# Aim:
Would you copy out the whole listing exactly as given?

# Data to process:

#####

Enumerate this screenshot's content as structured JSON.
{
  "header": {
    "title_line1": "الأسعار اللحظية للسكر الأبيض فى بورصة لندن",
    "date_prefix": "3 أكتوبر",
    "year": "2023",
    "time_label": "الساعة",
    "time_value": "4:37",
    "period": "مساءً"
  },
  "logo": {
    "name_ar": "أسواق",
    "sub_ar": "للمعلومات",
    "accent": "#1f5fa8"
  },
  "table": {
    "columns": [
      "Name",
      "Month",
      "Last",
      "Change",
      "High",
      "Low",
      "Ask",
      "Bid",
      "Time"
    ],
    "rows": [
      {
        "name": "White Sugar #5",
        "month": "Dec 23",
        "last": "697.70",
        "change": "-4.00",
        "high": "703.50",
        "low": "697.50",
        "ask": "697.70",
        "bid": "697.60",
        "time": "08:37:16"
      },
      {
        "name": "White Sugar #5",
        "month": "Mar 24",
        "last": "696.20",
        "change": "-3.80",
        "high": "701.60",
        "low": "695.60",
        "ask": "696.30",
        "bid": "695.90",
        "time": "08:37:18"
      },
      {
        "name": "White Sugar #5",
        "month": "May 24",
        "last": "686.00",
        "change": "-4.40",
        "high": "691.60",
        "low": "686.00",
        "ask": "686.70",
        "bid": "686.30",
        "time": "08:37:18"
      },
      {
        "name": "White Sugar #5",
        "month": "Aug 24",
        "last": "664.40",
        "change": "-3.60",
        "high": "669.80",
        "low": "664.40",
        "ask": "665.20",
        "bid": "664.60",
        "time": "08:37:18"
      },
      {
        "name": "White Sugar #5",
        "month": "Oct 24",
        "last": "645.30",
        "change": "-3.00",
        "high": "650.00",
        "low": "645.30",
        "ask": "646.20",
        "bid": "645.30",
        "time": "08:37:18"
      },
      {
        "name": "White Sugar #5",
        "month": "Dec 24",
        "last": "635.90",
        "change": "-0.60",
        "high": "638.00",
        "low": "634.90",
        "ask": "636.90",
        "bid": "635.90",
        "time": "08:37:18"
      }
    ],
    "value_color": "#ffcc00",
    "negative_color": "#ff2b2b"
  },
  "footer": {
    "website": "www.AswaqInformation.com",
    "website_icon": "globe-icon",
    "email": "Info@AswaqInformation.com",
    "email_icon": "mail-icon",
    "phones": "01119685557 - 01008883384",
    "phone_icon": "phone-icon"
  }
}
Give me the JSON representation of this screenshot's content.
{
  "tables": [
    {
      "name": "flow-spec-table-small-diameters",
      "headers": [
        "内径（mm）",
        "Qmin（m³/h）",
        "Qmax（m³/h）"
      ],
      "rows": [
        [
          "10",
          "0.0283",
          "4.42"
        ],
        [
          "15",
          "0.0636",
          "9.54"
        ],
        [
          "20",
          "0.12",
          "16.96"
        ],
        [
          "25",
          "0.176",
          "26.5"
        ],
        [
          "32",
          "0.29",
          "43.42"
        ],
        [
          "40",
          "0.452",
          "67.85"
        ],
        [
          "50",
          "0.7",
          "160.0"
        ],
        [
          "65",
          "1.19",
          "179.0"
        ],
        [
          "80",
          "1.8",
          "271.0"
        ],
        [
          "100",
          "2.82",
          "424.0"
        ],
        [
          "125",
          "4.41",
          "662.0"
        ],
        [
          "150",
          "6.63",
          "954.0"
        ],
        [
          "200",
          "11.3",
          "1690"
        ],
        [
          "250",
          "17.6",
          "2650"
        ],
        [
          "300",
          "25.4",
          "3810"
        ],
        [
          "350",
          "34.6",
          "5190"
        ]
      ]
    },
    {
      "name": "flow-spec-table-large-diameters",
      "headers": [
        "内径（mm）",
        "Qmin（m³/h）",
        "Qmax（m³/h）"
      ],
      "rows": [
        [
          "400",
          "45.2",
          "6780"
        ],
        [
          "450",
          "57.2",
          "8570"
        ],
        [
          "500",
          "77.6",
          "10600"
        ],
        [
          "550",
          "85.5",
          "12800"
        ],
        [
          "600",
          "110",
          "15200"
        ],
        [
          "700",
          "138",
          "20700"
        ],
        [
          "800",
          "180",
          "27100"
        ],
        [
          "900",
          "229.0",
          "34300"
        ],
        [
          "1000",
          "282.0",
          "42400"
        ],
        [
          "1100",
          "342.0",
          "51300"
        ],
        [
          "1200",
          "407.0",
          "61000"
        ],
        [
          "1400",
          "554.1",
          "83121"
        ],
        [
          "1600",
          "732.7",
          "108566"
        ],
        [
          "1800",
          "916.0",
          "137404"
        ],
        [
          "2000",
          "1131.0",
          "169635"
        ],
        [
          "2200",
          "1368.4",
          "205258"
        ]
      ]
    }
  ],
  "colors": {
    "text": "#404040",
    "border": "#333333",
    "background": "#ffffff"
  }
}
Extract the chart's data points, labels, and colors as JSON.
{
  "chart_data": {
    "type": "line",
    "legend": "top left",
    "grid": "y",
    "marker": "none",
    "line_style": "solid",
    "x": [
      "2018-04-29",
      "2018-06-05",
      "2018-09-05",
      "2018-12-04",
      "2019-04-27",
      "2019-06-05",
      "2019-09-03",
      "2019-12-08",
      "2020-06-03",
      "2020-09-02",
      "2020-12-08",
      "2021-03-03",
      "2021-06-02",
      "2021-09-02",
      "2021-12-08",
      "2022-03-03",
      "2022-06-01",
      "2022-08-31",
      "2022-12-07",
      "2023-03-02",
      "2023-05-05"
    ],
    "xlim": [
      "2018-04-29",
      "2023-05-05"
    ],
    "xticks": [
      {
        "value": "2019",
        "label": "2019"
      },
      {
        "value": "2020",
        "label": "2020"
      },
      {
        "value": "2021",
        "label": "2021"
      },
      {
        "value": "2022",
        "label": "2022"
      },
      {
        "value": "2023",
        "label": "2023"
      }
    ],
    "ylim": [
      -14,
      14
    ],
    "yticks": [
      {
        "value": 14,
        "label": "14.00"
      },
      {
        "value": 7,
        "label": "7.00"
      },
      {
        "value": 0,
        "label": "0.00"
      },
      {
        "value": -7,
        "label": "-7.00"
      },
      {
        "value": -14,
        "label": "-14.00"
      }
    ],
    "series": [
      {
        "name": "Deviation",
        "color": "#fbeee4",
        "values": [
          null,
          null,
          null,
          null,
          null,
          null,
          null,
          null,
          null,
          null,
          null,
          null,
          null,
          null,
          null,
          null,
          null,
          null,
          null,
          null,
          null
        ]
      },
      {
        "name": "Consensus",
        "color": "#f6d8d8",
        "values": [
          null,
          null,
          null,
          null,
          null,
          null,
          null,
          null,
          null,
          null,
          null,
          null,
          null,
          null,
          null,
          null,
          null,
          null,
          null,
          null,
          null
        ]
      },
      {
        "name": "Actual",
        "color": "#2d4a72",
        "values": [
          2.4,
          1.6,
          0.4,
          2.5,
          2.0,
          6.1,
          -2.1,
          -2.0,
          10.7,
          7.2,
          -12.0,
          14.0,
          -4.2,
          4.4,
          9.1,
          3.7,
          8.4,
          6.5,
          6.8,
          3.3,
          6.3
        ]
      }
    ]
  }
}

#####

# Task answer:
Enumerate this screenshot's content as structured JSON.
{
  "header": {
    "title_line1": "الأسعار اللحظية للسكر الأبيض فى بورصة لندن",
    "date_prefix": "3 أكتوبر",
    "year": "2023",
    "time_label": "الساعة",
    "time_value": "4:37",
    "period": "مساءً"
  },
  "logo": {
    "name_ar": "أسواق",
    "sub_ar": "للمعلومات",
    "accent": "#1f5fa8"
  },
  "table": {
    "columns": [
      "Name",
      "Month",
      "Last",
      "Change",
      "High",
      "Low",
      "Ask",
      "Bid",
      "Time"
    ],
    "rows": [
      {
        "name": "White Sugar #5",
        "month": "Dec 23",
        "last": "697.70",
        "change": "-4.00",
        "high": "703.50",
        "low": "697.50",
        "ask": "697.70",
        "bid": "697.60",
        "time": "08:37:16"
      },
      {
        "name": "White Sugar #5",
        "month": "Mar 24",
        "last": "696.20",
        "change": "-3.80",
        "high": "701.60",
        "low": "695.60",
        "ask": "696.30",
        "bid": "695.90",
        "time": "08:37:18"
      },
      {
        "name": "White Sugar #5",
        "month": "May 24",
        "last": "686.00",
        "change": "-4.40",
        "high": "691.60",
        "low": "686.00",
        "ask": "686.70",
        "bid": "686.30",
        "time": "08:37:18"
      },
      {
        "name": "White Sugar #5",
        "month": "Aug 24",
        "last": "664.40",
        "change": "-3.60",
        "high": "669.80",
        "low": "664.40",
        "ask": "665.20",
        "bid": "664.60",
        "time": "08:37:18"
      },
      {
        "name": "White Sugar #5",
        "month": "Oct 24",
        "last": "645.30",
        "change": "-3.00",
        "high": "650.00",
        "low": "645.30",
        "ask": "646.20",
        "bid": "645.30",
        "time": "08:37:18"
      },
      {
        "name": "White Sugar #5",
        "month": "Dec 24",
        "last": "635.90",
        "change": "-0.60",
        "high": "638.00",
        "low": "634.90",
        "ask": "636.90",
        "bid": "635.90",
        "time": "08:37:18"
      }
    ],
    "value_color": "#ffcc00",
    "negative_color": "#ff2b2b"
  },
  "footer": {
    "website": "www.AswaqInformation.com",
    "website_icon": "globe-icon",
    "email": "Info@AswaqInformation.com",
    "email_icon": "mail-icon",
    "phones": "01119685557 - 01008883384",
    "phone_icon": "phone-icon"
  }
}
Give me the JSON representation of this screenshot's content.
{
  "tables": [
    {
      "name": "flow-spec-table-small-diameters",
      "headers": [
        "内径（mm）",
        "Qmin（m³/h）",
        "Qmax（m³/h）"
      ],
      "rows": [
        [
          "10",
          "0.0283",
          "4.42"
        ],
        [
          "15",
          "0.0636",
          "9.54"
        ],
        [
          "20",
          "0.12",
          "16.96"
        ],
        [
          "25",
          "0.176",
          "26.5"
        ],
        [
          "32",
          "0.29",
          "43.42"
        ],
        [
          "40",
          "0.452",
          "67.85"
        ],
        [
          "50",
          "0.7",
          "160.0"
        ],
        [
          "65",
          "1.19",
          "179.0"
        ],
        [
          "80",
          "1.8",
          "271.0"
        ],
        [
          "100",
          "2.82",
          "424.0"
        ],
        [
          "125",
          "4.41",
          "662.0"
        ],
        [
          "150",
          "6.63",
          "954.0"
        ],
        [
          "200",
          "11.3",
          "1690"
        ],
        [
          "250",
          "17.6",
          "2650"
        ],
        [
          "300",
          "25.4",
          "3810"
        ],
        [
          "350",
          "34.6",
          "5190"
        ]
      ]
    },
    {
      "name": "flow-spec-table-large-diameters",
      "headers": [
        "内径（mm）",
        "Qmin（m³/h）",
        "Qmax（m³/h）"
      ],
      "rows": [
        [
          "400",
          "45.2",
          "6780"
        ],
        [
          "450",
          "57.2",
          "8570"
        ],
        [
          "500",
          "77.6",
          "10600"
        ],
        [
          "550",
          "85.5",
          "12800"
        ],
        [
          "600",
          "110",
          "15200"
        ],
        [
          "700",
          "138",
          "20700"
        ],
        [
          "800",
          "180",
          "27100"
        ],
        [
          "900",
          "229.0",
          "34300"
        ],
        [
          "1000",
          "282.0",
          "42400"
        ],
        [
          "1100",
          "342.0",
          "51300"
        ],
        [
          "1200",
          "407.0",
          "61000"
        ],
        [
          "1400",
          "554.1",
          "83121"
        ],
        [
          "1600",
          "732.7",
          "108566"
        ],
        [
          "1800",
          "916.0",
          "137404"
        ],
        [
          "2000",
          "1131.0",
          "169635"
        ],
        [
          "2200",
          "1368.4",
          "205258"
        ]
      ]
    }
  ],
  "colors": {
    "text": "#404040",
    "border": "#333333",
    "background": "#ffffff"
  }
}
Extract the chart's data points, labels, and colors as JSON.
{
  "chart_data": {
    "type": "line",
    "legend": "top left",
    "grid": "y",
    "marker": "none",
    "line_style": "solid",
    "x": [
      "2018-04-29",
      "2018-06-05",
      "2018-09-05",
      "2018-12-04",
      "2019-04-27",
      "2019-06-05",
      "2019-09-03",
      "2019-12-08",
      "2020-06-03",
      "2020-09-02",
      "2020-12-08",
      "2021-03-03",
      "2021-06-02",
      "2021-09-02",
      "2021-12-08",
      "2022-03-03",
      "2022-06-01",
      "2022-08-31",
      "2022-12-07",
      "2023-03-02",
      "2023-05-05"
    ],
    "xlim": [
      "2018-04-29",
      "2023-05-05"
    ],
    "xticks": [
      {
        "value": "2019",
        "label": "2019"
      },
      {
        "value": "2020",
        "label": "2020"
      },
      {
        "value": "2021",
        "label": "2021"
      },
      {
        "value": "2022",
        "label": "2022"
      },
      {
        "value": "2023",
        "label": "2023"
      }
    ],
    "ylim": [
      -14,
      14
    ],
    "yticks": [
      {
        "value": 14,
        "label": "14.00"
      },
      {
        "value": 7,
        "label": "7.00"
      },
      {
        "value": 0,
        "label": "0.00"
      },
      {
        "value": -7,
        "label": "-7.00"
      },
      {
        "value": -14,
        "label": "-14.00"
      }
    ],
    "series": [
      {
        "name": "Deviation",
        "color": "#fbeee4",
        "values": [
          null,
          null,
          null,
          null,
          null,
          null,
          null,
          null,
          null,
          null,
          null,
          null,
          null,
          null,
          null,
          null,
          null,
          null,
          null,
          null,
          null
        ]
      },
      {
        "name": "Consensus",
        "color": "#f6d8d8",
        "values": [
          null,
          null,
          null,
          null,
          null,
          null,
          null,
          null,
          null,
          null,
          null,
          null,
          null,
          null,
          null,
          null,
          null,
          null,
          null,
          null,
          null
        ]
      },
      {
        "name": "Actual",
        "color": "#2d4a72",
        "values": [
          2.4,
          1.6,
          0.4,
          2.5,
          2.0,
          6.1,
          -2.1,
          -2.0,
          10.7,
          7.2,
          -12.0,
          14.0,
          -4.2,
          4.4,
          9.1,
          3.7,
          8.4,
          6.5,
          6.8,
          3.3,
          6.3
        ]
      }
    ]
  }
}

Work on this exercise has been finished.